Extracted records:
========

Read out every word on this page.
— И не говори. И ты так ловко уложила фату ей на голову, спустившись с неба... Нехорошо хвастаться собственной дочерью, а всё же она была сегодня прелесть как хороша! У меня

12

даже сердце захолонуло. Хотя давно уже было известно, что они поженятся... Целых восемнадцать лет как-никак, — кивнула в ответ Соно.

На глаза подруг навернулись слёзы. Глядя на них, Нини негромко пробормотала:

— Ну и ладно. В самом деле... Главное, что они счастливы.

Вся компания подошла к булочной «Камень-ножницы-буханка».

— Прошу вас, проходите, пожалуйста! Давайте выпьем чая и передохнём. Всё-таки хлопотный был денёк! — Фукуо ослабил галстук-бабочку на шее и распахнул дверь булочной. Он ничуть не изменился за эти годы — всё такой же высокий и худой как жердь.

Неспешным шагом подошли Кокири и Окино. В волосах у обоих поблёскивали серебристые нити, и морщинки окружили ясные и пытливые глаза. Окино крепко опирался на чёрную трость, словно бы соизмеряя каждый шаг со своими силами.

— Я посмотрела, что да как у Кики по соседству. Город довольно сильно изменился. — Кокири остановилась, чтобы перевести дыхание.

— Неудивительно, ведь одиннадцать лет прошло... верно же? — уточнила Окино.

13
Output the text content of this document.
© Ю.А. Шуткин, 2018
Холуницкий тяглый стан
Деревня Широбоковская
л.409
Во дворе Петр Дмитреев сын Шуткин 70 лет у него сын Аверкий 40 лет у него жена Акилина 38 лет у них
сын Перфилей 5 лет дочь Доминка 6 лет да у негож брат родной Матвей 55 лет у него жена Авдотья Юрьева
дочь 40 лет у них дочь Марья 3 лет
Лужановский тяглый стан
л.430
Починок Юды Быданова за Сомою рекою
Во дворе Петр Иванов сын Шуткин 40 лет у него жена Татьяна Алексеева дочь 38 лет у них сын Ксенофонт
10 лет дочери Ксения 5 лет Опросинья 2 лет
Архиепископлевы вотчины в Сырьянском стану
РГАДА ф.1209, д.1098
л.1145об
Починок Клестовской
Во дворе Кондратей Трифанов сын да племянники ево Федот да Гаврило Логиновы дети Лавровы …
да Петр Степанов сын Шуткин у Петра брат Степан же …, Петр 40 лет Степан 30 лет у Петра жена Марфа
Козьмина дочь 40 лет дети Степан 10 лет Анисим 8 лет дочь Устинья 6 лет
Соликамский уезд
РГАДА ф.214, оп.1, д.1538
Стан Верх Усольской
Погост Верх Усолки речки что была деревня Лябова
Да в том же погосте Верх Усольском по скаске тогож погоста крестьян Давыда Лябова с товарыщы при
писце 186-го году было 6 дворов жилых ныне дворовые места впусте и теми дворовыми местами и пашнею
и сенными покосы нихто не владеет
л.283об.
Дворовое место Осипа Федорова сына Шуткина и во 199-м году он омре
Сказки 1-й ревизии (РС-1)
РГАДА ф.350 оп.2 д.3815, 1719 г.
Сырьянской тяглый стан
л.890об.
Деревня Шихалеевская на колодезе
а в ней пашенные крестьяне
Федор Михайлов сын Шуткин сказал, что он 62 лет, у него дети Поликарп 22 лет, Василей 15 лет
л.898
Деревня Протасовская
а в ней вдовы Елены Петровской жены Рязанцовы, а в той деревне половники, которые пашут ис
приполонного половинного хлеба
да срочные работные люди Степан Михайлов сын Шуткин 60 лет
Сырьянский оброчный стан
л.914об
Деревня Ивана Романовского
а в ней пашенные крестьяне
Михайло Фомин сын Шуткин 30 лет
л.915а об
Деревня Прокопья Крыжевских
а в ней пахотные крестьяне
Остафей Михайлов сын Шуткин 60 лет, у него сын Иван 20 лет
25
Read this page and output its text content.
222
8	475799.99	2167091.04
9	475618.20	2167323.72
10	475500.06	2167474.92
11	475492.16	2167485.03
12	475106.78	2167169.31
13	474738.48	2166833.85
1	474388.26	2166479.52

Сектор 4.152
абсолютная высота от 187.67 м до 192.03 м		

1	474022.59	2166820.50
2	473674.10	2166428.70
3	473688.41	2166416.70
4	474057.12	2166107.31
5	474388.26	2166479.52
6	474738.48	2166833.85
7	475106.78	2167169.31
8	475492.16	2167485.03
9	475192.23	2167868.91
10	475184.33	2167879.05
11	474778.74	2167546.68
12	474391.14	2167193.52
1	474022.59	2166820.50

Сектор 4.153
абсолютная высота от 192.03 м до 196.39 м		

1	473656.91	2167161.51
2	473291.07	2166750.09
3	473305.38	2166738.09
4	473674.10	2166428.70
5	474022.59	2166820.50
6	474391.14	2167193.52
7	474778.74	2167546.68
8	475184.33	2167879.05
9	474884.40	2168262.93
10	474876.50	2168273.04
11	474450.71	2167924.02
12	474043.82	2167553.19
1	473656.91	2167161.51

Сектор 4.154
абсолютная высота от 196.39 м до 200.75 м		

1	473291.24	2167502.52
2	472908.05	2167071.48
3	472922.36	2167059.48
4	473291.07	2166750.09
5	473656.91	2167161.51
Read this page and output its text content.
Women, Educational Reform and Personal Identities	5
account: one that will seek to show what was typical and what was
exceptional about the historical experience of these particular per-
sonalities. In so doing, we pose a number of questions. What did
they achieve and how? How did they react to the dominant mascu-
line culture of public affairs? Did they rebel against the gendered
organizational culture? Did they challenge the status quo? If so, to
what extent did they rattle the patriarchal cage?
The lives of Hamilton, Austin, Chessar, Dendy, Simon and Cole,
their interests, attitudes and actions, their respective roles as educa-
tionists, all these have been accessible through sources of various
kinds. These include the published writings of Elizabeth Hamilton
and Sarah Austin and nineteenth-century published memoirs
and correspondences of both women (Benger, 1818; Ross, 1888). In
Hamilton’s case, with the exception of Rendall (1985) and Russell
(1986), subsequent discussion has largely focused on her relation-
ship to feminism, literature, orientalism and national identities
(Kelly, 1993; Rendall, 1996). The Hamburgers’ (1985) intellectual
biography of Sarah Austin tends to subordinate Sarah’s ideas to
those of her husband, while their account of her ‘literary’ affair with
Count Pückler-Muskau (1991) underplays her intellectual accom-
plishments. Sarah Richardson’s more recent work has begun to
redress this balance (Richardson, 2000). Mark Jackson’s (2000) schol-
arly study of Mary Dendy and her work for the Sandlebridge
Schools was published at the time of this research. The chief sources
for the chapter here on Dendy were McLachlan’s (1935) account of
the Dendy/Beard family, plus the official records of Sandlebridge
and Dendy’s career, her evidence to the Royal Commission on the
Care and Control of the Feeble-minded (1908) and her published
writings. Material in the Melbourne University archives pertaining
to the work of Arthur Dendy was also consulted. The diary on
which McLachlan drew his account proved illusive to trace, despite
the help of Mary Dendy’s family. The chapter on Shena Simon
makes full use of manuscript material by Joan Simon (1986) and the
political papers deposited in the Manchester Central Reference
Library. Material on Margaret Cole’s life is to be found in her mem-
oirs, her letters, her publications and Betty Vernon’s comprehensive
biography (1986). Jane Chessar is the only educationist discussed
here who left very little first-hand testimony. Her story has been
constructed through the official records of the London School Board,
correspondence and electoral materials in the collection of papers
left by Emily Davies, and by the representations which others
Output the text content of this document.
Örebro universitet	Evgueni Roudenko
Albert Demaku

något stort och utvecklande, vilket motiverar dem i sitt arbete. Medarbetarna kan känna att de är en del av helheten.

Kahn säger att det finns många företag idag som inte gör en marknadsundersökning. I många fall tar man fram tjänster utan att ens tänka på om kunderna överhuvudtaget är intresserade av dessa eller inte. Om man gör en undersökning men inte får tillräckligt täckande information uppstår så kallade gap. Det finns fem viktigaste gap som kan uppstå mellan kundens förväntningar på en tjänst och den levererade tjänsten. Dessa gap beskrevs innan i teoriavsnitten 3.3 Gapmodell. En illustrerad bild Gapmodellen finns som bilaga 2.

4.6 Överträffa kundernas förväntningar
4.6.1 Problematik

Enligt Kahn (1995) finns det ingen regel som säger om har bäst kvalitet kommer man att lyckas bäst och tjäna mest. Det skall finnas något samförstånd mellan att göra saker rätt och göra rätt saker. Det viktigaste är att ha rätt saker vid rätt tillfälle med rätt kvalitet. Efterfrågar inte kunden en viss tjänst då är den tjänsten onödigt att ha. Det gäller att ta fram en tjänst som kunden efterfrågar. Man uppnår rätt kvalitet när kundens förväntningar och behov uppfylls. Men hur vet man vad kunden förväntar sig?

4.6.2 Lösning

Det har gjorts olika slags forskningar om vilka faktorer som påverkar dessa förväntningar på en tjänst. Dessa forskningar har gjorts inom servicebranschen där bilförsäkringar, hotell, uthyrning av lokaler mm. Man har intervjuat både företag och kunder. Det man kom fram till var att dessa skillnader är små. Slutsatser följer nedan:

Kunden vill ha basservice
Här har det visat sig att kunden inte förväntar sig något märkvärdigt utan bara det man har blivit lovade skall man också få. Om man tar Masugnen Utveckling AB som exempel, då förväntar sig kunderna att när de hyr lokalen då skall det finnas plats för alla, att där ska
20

========

:: The problem ::
Considering only the records above, state the number of lines that include the word "papers", with nothing added.

:: Task result ::
2